Required task:
Find each line with the string "trei" and report it.

# Start of Record excerpts

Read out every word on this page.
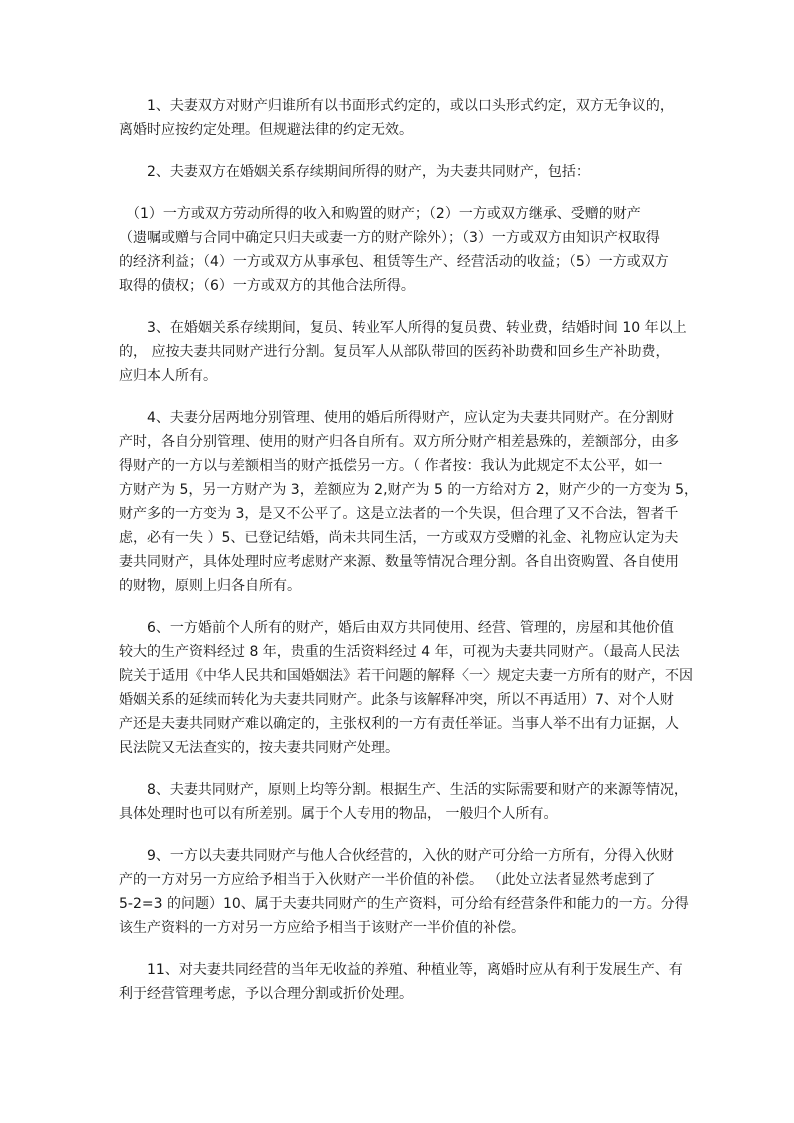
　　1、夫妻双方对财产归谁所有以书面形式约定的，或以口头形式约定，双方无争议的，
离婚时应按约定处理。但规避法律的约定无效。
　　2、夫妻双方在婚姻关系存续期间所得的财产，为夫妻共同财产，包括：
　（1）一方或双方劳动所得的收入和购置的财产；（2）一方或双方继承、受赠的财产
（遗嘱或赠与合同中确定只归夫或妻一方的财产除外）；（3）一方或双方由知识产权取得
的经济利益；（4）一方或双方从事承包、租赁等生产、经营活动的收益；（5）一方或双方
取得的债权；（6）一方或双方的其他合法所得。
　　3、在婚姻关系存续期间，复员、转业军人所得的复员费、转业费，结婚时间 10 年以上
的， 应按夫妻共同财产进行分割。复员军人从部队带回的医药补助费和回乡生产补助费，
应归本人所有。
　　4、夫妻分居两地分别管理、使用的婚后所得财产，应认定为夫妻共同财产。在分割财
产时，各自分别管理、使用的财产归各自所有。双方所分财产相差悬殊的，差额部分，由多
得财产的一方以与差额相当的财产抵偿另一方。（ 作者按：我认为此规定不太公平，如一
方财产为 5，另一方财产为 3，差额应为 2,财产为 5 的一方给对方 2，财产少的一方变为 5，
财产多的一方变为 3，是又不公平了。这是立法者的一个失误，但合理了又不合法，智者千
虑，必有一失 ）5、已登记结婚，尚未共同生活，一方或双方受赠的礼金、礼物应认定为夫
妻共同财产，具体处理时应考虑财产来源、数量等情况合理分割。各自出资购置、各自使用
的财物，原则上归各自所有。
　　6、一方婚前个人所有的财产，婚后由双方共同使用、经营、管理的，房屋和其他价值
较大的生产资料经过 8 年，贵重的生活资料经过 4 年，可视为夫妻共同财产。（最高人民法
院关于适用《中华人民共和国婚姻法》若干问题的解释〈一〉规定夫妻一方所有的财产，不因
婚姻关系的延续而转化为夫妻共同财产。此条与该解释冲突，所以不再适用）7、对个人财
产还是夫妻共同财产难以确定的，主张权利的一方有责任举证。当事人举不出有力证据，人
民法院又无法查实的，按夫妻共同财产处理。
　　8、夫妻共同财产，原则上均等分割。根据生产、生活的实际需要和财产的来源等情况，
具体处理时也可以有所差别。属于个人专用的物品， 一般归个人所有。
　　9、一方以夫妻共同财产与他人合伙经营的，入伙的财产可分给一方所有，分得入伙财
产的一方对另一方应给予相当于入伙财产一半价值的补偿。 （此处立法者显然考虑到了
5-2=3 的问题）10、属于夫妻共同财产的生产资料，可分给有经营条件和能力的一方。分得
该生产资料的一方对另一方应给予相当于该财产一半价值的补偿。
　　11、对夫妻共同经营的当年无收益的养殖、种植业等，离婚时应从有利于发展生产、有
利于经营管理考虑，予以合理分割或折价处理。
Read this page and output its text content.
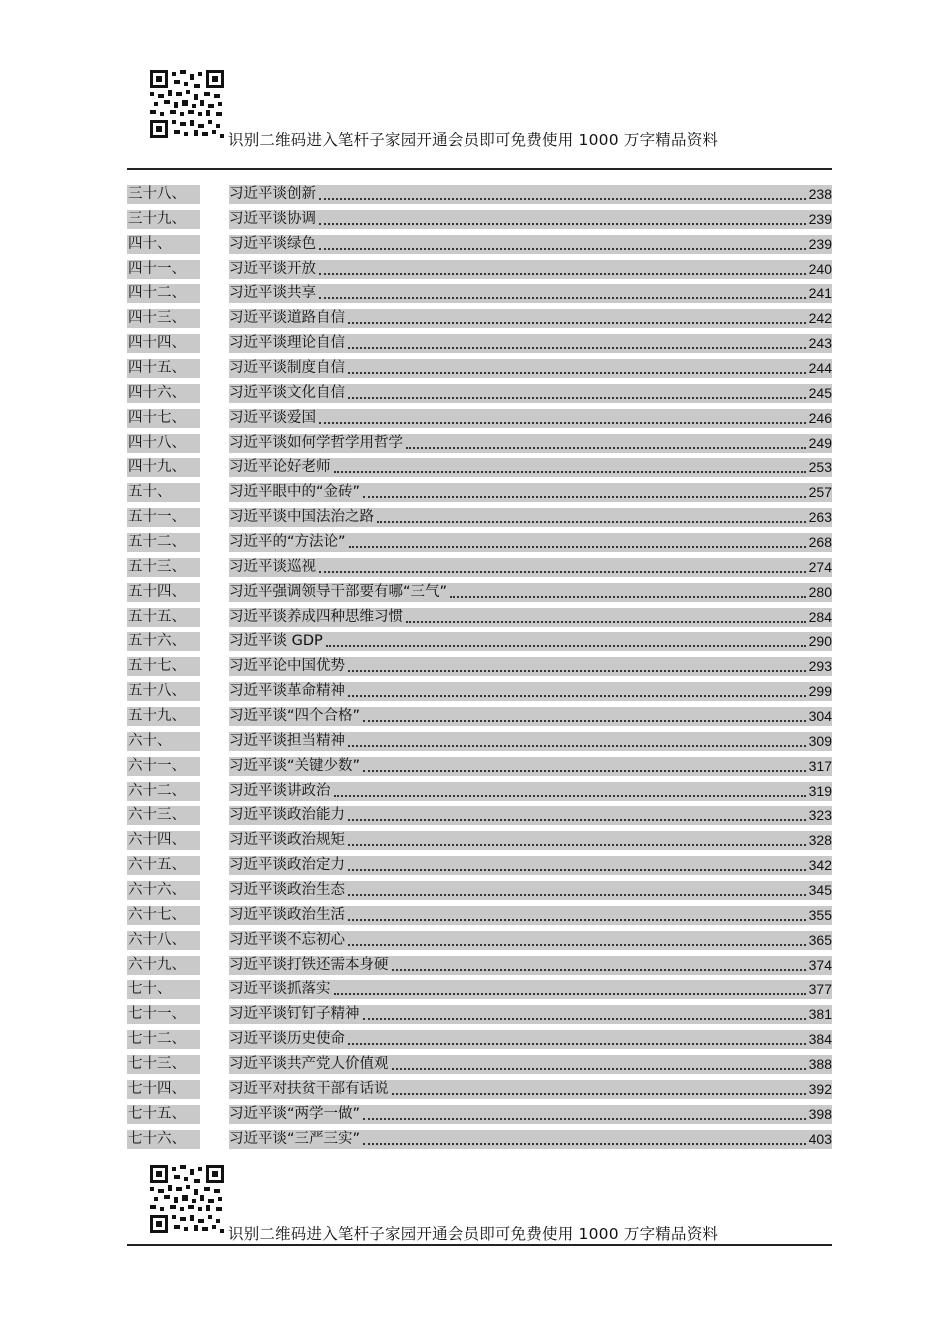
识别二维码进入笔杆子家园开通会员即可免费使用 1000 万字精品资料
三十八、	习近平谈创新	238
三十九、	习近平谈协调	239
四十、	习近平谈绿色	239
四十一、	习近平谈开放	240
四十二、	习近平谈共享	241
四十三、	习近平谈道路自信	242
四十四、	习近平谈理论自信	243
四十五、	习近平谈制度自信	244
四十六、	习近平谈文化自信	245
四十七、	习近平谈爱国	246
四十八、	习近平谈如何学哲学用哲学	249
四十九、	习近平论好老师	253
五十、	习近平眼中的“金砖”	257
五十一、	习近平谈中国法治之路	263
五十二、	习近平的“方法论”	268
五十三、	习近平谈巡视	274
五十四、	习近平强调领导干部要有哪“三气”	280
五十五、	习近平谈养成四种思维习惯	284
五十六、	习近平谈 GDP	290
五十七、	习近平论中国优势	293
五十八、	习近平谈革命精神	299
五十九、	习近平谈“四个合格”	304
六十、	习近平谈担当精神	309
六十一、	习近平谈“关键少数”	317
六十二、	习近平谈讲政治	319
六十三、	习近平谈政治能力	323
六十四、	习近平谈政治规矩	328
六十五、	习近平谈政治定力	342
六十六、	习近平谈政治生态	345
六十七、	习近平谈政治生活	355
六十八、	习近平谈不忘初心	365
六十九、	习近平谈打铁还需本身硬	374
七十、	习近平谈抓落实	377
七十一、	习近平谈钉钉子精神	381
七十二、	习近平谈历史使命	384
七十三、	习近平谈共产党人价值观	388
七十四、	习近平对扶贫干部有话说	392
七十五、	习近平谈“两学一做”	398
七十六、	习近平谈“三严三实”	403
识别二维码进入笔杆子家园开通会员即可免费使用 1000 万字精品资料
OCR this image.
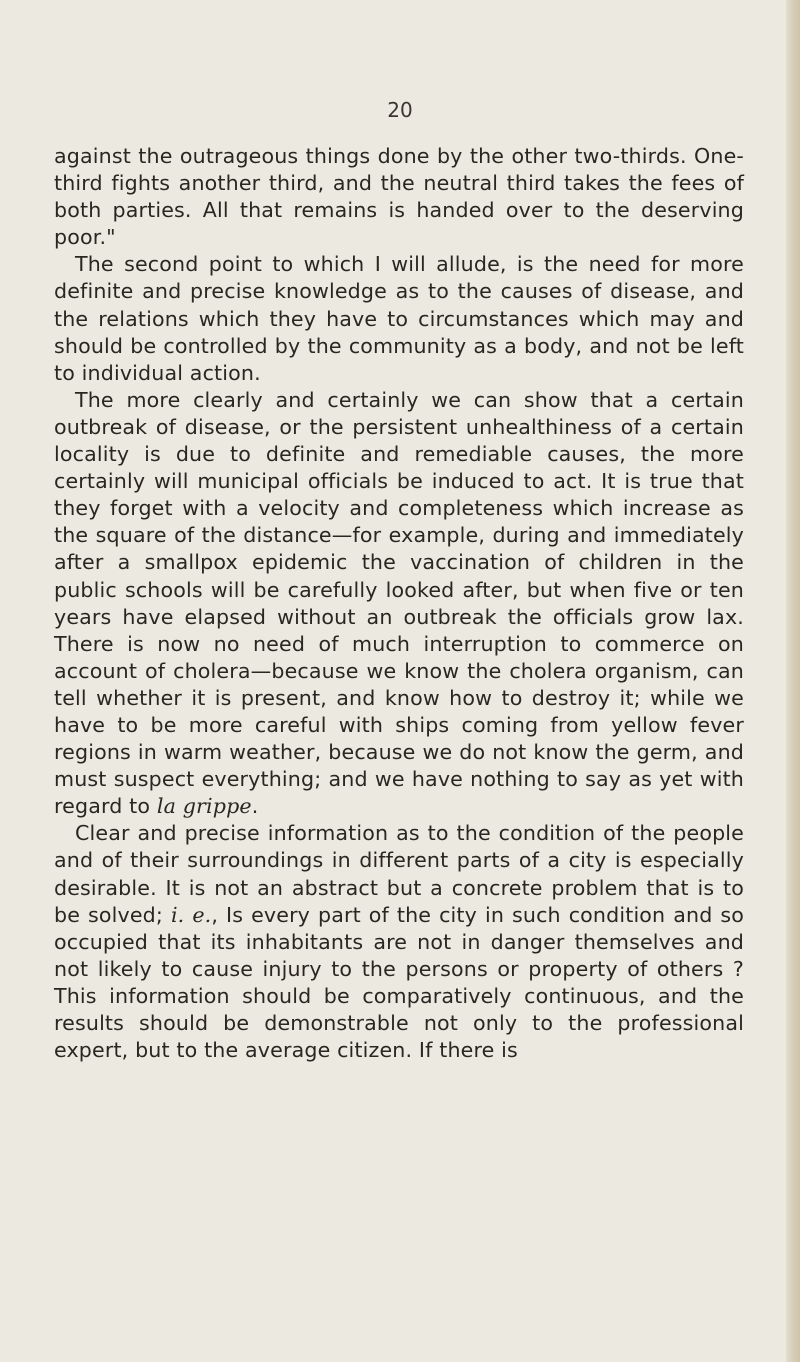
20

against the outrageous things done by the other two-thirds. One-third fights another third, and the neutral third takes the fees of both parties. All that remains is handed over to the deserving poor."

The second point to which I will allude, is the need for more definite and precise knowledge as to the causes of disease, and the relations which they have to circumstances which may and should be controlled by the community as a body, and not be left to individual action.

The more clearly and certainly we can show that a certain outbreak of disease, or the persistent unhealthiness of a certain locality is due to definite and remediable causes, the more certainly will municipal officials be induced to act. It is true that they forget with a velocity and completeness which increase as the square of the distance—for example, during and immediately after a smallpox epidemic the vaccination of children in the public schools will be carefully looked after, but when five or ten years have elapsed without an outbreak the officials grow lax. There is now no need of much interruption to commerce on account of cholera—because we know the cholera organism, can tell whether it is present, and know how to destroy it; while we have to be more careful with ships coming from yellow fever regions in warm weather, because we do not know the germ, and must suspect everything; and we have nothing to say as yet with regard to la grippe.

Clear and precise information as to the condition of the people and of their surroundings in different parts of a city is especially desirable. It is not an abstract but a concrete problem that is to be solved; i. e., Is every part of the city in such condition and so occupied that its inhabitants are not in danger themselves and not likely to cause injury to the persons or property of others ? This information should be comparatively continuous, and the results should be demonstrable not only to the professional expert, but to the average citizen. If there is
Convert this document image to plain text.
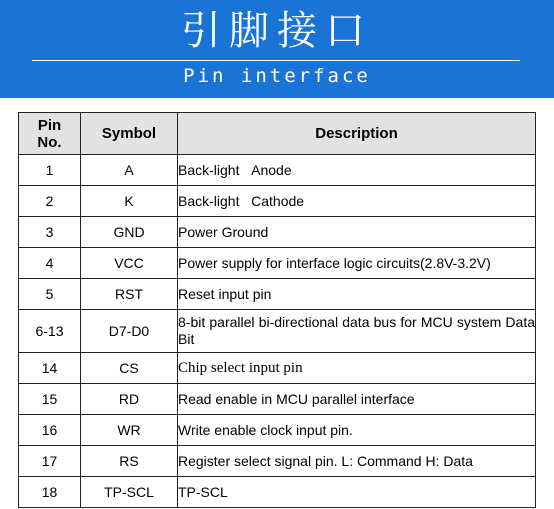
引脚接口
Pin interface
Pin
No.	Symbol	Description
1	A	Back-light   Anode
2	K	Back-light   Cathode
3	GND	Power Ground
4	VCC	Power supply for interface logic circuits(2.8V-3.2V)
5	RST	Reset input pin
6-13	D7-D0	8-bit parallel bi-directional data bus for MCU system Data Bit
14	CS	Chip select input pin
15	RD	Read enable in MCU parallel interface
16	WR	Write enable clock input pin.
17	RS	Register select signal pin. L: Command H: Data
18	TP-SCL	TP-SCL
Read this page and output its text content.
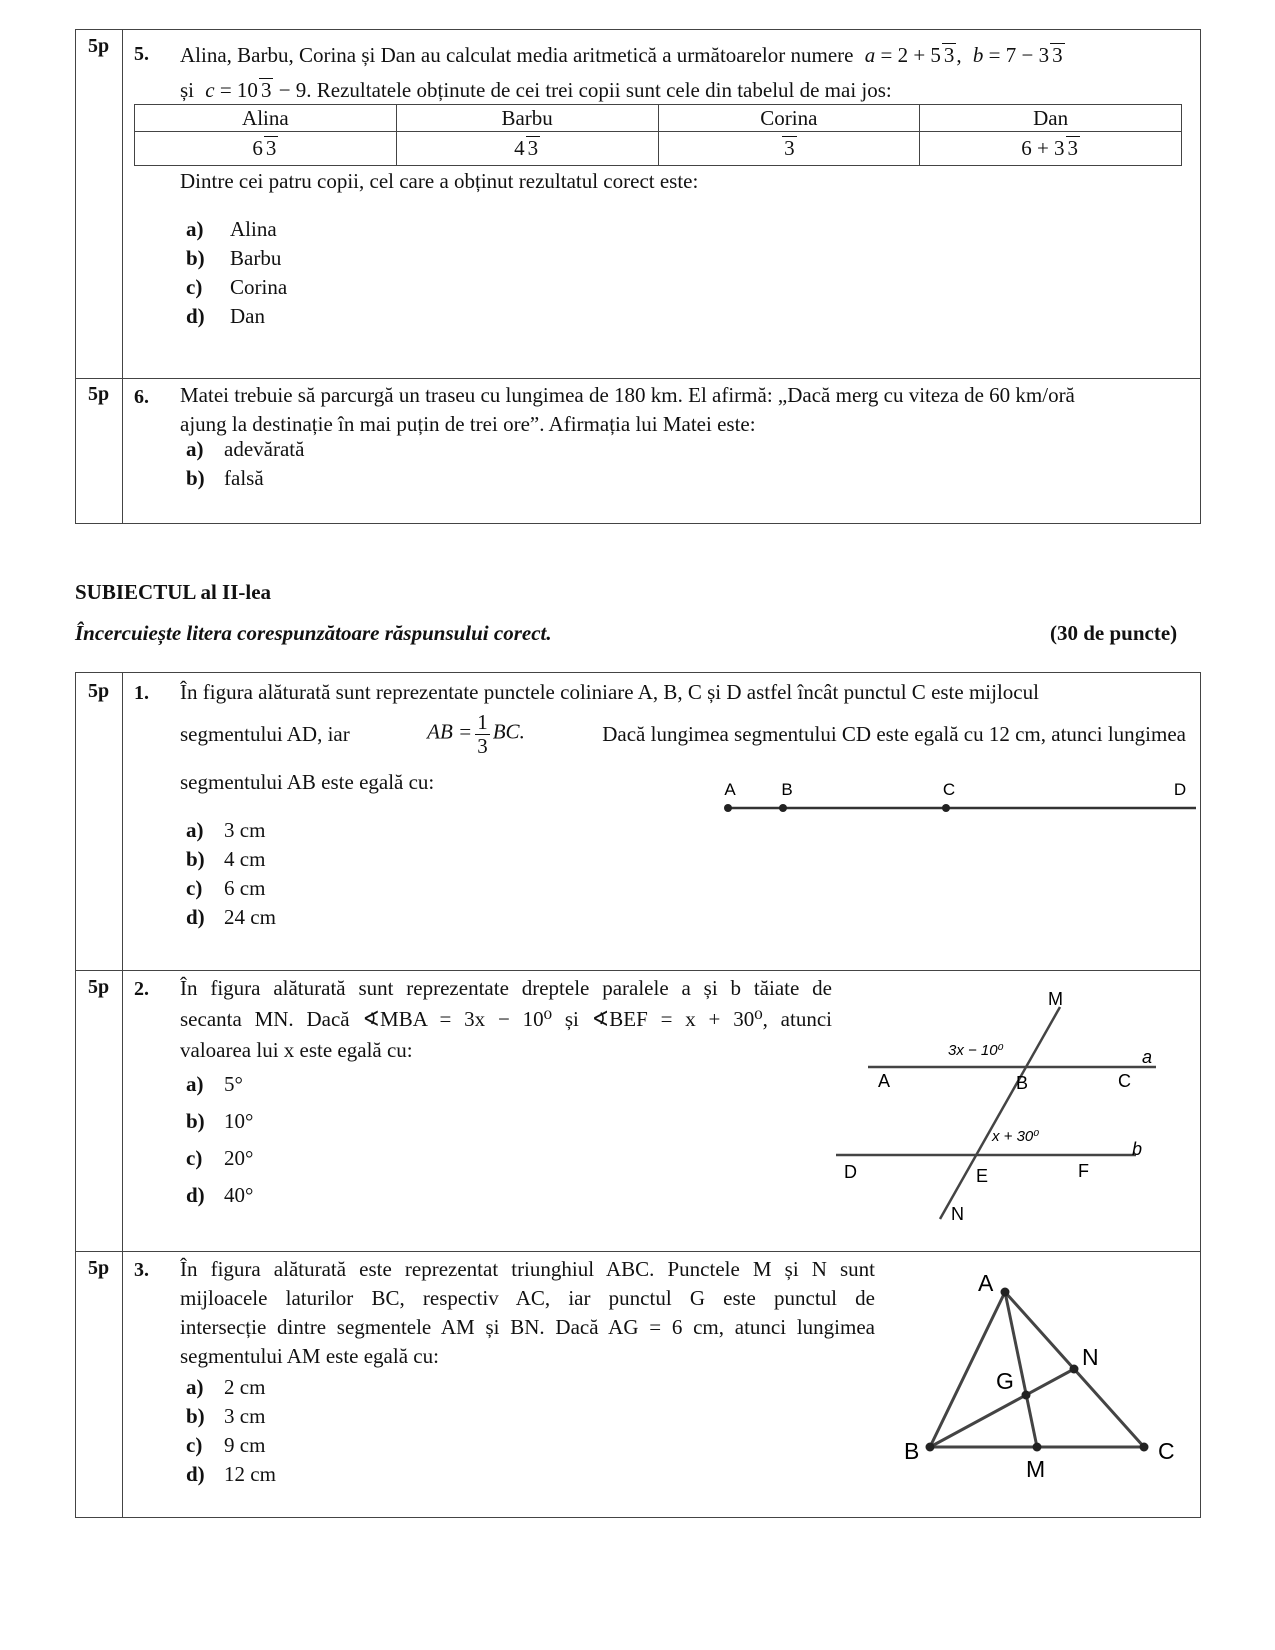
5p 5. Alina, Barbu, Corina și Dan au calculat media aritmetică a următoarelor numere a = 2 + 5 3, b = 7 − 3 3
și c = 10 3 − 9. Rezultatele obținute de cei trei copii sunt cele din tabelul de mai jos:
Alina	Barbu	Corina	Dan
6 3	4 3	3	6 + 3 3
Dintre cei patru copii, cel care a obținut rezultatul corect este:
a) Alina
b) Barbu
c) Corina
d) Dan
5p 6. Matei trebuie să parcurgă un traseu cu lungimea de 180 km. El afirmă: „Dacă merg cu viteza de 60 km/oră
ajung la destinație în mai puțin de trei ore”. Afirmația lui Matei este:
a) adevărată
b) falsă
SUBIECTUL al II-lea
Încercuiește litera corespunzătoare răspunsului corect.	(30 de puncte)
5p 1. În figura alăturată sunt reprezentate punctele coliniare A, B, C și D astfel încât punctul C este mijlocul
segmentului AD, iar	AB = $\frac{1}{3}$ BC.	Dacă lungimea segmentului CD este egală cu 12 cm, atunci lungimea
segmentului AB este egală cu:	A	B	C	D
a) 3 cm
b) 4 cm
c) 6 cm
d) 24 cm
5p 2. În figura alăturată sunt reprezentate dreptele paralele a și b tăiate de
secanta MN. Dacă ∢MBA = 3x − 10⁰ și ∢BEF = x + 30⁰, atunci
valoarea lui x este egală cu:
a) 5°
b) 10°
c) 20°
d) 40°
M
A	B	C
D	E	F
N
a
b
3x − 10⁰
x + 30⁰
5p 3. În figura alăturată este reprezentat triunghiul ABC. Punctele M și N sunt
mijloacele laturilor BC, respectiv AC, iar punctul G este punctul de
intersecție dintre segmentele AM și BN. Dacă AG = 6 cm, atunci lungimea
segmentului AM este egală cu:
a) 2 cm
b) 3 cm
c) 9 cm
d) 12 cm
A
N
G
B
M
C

# End of Record excerpts

Solution for this problem:
și c = 10 3 − 9. Rezultatele obținute de cei trei copii sunt cele din tabelul de mai jos:
ajung la destinație în mai puțin de trei ore”. Afirmația lui Matei este:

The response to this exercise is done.